WORK TO DO: Where does the string "labels" appear in the records? Copy every line that contains it.

Source data
- - - - -

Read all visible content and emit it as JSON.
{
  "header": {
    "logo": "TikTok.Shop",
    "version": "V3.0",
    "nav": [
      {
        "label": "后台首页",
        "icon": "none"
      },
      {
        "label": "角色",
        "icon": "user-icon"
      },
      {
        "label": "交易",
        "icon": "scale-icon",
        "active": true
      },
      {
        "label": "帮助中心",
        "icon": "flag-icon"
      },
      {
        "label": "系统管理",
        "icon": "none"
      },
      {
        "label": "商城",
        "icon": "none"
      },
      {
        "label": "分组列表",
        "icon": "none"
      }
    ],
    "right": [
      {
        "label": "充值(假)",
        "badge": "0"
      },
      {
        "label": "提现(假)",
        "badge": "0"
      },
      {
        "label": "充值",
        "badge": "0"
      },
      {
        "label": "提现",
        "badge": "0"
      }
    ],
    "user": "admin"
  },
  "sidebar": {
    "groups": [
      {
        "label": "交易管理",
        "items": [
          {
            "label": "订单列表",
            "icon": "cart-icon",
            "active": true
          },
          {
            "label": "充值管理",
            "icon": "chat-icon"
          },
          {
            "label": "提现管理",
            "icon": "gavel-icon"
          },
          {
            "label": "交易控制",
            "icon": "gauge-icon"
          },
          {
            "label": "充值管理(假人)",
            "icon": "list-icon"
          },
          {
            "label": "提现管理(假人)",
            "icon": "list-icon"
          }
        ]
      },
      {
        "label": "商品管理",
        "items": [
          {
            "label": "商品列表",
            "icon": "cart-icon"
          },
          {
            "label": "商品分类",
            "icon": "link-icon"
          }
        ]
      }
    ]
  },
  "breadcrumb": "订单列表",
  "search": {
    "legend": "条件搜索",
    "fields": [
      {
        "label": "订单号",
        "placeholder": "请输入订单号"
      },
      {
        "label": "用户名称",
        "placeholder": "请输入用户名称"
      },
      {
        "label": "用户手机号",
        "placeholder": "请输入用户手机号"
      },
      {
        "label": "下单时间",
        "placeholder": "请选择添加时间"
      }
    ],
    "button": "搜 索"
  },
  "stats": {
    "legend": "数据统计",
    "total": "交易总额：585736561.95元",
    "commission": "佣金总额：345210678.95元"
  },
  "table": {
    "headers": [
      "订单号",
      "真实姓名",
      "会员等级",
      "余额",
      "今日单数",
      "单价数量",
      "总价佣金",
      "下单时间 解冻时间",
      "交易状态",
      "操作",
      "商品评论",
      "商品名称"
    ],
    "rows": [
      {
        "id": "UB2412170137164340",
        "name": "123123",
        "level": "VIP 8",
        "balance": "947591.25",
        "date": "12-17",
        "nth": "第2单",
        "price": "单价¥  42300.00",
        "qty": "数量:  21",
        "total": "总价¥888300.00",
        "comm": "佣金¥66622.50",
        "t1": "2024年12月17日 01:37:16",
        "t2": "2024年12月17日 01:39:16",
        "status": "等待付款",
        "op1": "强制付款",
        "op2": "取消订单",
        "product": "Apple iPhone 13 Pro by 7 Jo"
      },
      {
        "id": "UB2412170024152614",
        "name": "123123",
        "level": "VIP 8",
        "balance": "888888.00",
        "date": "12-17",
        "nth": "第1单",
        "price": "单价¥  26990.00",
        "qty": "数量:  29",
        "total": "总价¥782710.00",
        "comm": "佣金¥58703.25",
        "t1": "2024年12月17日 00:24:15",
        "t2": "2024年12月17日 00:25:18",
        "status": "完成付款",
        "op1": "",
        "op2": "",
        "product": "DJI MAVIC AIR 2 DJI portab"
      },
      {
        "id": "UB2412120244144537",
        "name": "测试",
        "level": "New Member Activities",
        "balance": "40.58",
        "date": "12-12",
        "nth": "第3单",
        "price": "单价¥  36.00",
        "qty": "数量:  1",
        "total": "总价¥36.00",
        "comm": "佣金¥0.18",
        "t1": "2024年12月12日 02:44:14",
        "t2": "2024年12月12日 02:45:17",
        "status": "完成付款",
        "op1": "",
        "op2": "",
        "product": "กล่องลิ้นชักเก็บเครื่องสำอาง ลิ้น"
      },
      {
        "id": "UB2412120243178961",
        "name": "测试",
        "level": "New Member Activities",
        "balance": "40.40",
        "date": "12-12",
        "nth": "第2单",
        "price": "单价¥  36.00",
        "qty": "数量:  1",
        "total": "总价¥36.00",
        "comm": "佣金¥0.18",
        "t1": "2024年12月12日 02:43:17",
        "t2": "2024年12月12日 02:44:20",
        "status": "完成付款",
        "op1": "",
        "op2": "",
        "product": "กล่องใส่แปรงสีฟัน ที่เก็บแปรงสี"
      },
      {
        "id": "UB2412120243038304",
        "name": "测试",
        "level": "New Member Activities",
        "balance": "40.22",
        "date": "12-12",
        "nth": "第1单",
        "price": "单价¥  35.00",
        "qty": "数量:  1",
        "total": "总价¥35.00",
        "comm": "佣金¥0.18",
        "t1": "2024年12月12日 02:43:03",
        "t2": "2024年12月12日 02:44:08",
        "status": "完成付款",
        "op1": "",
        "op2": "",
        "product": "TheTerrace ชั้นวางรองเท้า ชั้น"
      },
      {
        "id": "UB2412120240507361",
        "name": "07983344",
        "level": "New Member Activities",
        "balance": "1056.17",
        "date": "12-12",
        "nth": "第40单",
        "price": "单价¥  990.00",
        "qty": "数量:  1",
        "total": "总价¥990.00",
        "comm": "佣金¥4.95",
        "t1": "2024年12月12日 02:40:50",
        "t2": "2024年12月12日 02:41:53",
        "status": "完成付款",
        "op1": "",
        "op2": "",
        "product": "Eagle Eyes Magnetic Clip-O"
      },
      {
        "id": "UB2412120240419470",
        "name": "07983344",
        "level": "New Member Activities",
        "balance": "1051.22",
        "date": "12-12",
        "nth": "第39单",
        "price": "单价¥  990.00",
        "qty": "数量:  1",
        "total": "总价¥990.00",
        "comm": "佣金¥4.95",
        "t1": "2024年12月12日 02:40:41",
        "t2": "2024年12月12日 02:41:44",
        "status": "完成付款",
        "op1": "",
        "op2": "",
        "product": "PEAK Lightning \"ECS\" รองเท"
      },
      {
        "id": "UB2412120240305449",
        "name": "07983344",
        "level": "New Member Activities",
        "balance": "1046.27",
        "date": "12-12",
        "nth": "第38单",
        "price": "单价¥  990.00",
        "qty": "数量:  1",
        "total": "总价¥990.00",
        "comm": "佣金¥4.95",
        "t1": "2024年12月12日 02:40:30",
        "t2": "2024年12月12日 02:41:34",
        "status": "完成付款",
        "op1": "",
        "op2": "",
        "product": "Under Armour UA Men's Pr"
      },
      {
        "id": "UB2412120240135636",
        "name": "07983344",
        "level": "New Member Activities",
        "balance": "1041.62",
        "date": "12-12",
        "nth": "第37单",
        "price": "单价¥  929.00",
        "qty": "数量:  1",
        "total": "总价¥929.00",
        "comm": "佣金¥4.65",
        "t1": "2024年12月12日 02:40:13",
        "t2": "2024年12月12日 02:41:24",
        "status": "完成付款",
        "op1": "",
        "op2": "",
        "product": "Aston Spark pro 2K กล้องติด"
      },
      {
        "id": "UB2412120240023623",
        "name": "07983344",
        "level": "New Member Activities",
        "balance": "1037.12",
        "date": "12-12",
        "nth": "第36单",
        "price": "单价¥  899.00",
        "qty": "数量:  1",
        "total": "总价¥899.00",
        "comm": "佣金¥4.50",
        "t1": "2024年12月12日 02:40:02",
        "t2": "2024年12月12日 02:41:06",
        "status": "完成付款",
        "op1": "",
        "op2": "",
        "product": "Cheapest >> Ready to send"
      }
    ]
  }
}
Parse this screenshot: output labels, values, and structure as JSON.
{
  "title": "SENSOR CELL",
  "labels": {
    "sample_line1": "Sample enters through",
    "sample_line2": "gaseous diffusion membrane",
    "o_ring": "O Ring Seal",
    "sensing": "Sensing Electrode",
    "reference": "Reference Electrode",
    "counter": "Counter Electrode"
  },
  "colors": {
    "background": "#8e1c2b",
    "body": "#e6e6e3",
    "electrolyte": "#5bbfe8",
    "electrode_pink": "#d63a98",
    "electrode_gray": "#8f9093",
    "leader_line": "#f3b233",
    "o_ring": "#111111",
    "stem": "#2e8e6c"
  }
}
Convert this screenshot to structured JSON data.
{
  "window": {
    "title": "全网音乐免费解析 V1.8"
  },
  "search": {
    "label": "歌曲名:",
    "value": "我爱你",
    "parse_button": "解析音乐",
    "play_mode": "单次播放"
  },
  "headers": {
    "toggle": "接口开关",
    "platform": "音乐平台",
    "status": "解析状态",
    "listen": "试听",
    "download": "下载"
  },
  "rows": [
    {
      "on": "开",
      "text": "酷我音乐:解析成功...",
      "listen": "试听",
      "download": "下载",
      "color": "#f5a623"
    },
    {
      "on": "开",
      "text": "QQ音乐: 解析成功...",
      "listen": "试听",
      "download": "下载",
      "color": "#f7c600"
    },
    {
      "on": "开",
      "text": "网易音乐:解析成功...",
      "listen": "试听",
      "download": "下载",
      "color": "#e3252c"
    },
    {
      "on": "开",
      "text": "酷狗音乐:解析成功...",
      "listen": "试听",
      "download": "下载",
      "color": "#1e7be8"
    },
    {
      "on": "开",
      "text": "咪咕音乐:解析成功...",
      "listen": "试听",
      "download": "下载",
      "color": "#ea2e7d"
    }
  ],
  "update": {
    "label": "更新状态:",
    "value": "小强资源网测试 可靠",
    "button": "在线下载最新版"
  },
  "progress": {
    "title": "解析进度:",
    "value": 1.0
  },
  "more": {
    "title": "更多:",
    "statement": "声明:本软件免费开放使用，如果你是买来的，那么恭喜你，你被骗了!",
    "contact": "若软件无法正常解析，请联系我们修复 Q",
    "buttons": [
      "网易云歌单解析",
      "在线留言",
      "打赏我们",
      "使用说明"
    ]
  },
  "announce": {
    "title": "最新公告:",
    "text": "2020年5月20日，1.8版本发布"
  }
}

- - - - -

PROBLEM SOLUTION:
Parse this screenshot: output labels, values, and structure as JSON.
  "labels": {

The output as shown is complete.